#### PROBLEM DESCRIPTION
Repeat, exactly and in full, the lines of the listing below, but without any pictures.

Saved entries:
- - - - - - -

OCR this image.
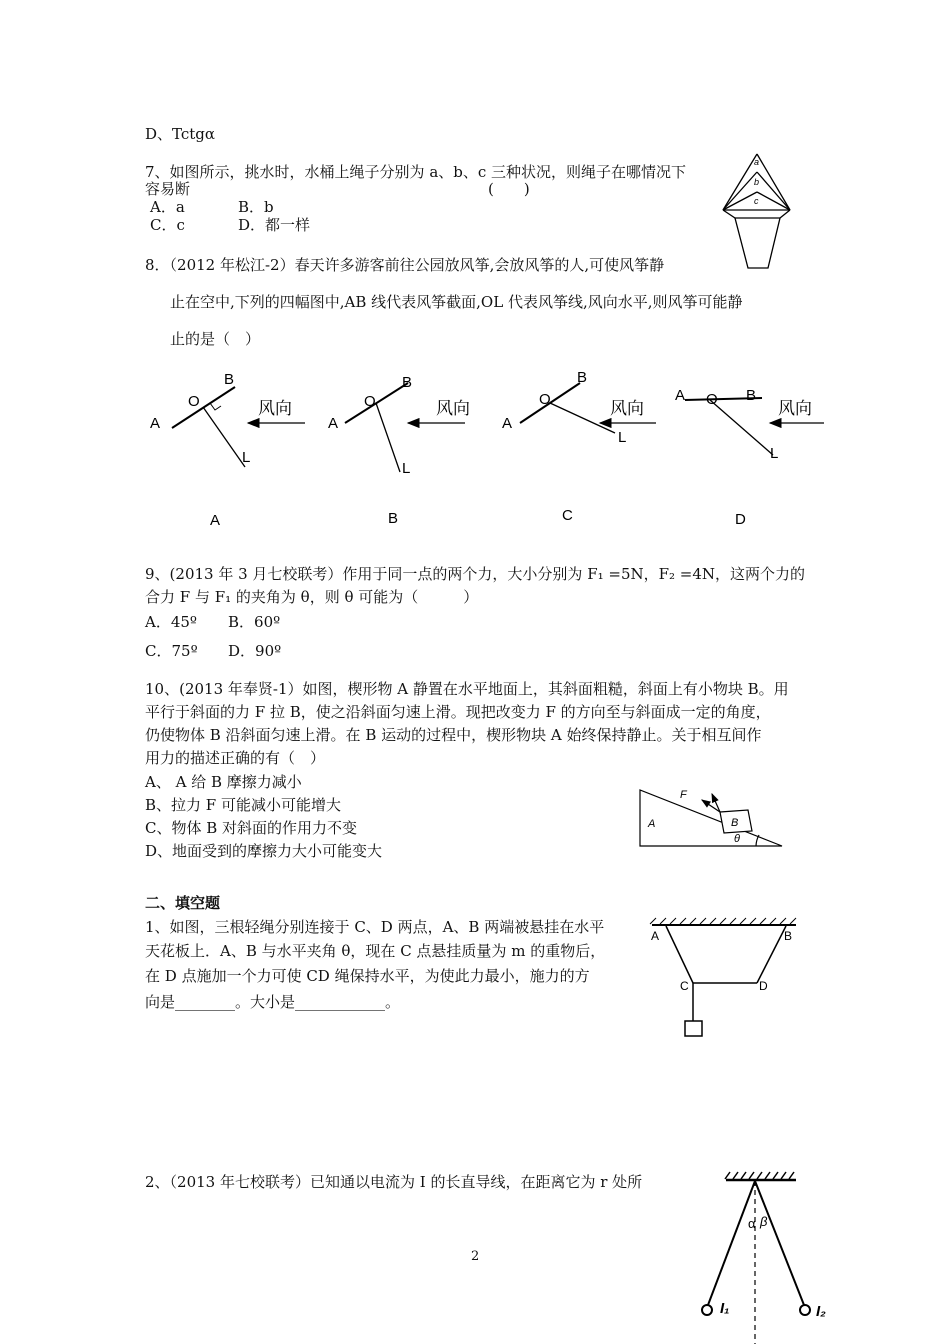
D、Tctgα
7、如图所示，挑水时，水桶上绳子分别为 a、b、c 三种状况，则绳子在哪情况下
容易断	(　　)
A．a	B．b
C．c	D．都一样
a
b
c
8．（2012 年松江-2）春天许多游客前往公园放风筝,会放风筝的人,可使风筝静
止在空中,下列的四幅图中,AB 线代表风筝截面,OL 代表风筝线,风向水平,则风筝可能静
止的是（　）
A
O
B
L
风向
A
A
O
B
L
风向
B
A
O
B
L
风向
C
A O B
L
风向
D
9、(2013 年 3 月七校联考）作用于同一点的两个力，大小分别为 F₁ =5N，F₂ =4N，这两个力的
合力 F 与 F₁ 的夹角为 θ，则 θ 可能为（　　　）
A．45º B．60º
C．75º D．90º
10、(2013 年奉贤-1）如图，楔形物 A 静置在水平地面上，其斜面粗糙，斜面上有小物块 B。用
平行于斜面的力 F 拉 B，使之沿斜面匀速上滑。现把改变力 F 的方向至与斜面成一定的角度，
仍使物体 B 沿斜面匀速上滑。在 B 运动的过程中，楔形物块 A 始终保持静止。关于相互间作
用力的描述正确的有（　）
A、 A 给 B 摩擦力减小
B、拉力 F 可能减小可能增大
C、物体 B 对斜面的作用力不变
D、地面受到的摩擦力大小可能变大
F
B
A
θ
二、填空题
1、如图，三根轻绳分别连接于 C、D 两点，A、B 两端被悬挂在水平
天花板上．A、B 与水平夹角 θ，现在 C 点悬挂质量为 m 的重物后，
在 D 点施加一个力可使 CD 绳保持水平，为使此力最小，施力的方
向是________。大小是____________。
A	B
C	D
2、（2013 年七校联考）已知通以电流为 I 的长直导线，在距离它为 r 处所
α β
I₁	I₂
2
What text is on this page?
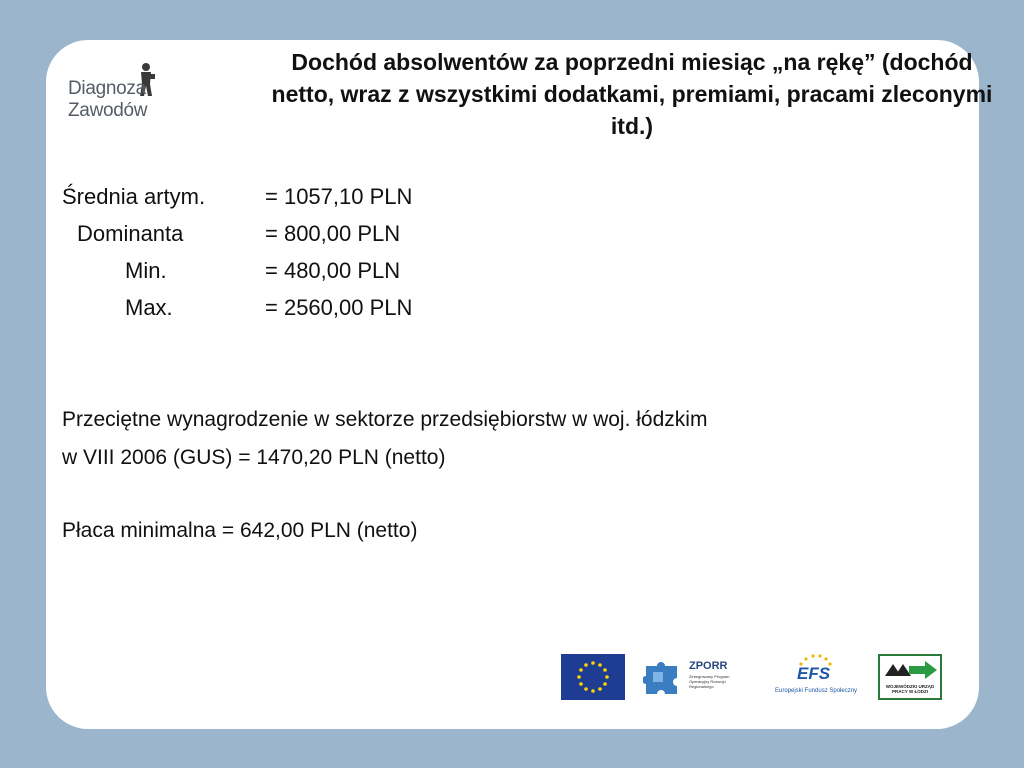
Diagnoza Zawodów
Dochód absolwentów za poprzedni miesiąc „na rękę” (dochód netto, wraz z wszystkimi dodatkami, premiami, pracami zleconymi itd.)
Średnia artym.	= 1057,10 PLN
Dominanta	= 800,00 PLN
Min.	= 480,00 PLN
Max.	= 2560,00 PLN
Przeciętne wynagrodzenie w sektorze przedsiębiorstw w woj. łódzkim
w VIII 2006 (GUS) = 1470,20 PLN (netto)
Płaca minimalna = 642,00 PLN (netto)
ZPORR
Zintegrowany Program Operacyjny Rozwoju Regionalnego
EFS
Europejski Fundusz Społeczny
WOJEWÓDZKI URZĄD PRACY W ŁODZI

- - - - - - -

#### ANSWER FOR THIS EXERCISE
OCR this image.
D、Tctgα
7、如图所示，挑水时，水桶上绳子分别为 a、b、c 三种状况，则绳子在哪情况下
容易断	(　　)
A．a	B．b
C．c	D．都一样
a
b
c
8．（2012 年松江-2）春天许多游客前往公园放风筝,会放风筝的人,可使风筝静
止在空中,下列的四幅图中,AB 线代表风筝截面,OL 代表风筝线,风向水平,则风筝可能静
止的是（　）
A
O
B
L
风向
A
A
O
B
L
风向
B
A
O
B
L
风向
C
A O B
L
风向
D
9、(2013 年 3 月七校联考）作用于同一点的两个力，大小分别为 F₁ =5N，F₂ =4N，这两个力的
合力 F 与 F₁ 的夹角为 θ，则 θ 可能为（　　　）
A．45º B．60º
C．75º D．90º
10、(2013 年奉贤-1）如图，楔形物 A 静置在水平地面上，其斜面粗糙，斜面上有小物块 B。用
平行于斜面的力 F 拉 B，使之沿斜面匀速上滑。现把改变力 F 的方向至与斜面成一定的角度，
仍使物体 B 沿斜面匀速上滑。在 B 运动的过程中，楔形物块 A 始终保持静止。关于相互间作
用力的描述正确的有（　）
A、 A 给 B 摩擦力减小
B、拉力 F 可能减小可能增大
C、物体 B 对斜面的作用力不变
D、地面受到的摩擦力大小可能变大
F
B
A
θ
二、填空题
1、如图，三根轻绳分别连接于 C、D 两点，A、B 两端被悬挂在水平
天花板上．A、B 与水平夹角 θ，现在 C 点悬挂质量为 m 的重物后，
在 D 点施加一个力可使 CD 绳保持水平，为使此力最小，施力的方
向是________。大小是____________。
A	B
C	D
2、（2013 年七校联考）已知通以电流为 I 的长直导线，在距离它为 r 处所
α β
I₁	I₂
2
What text is on this page?
Diagnoza Zawodów
Dochód absolwentów za poprzedni miesiąc „na rękę” (dochód netto, wraz z wszystkimi dodatkami, premiami, pracami zleconymi itd.)
Średnia artym.	= 1057,10 PLN
Dominanta	= 800,00 PLN
Min.	= 480,00 PLN
Max.	= 2560,00 PLN
Przeciętne wynagrodzenie w sektorze przedsiębiorstw w woj. łódzkim
w VIII 2006 (GUS) = 1470,20 PLN (netto)
Płaca minimalna = 642,00 PLN (netto)
ZPORR
Zintegrowany Program Operacyjny Rozwoju Regionalnego
EFS
Europejski Fundusz Społeczny
WOJEWÓDZKI URZĄD PRACY W ŁODZI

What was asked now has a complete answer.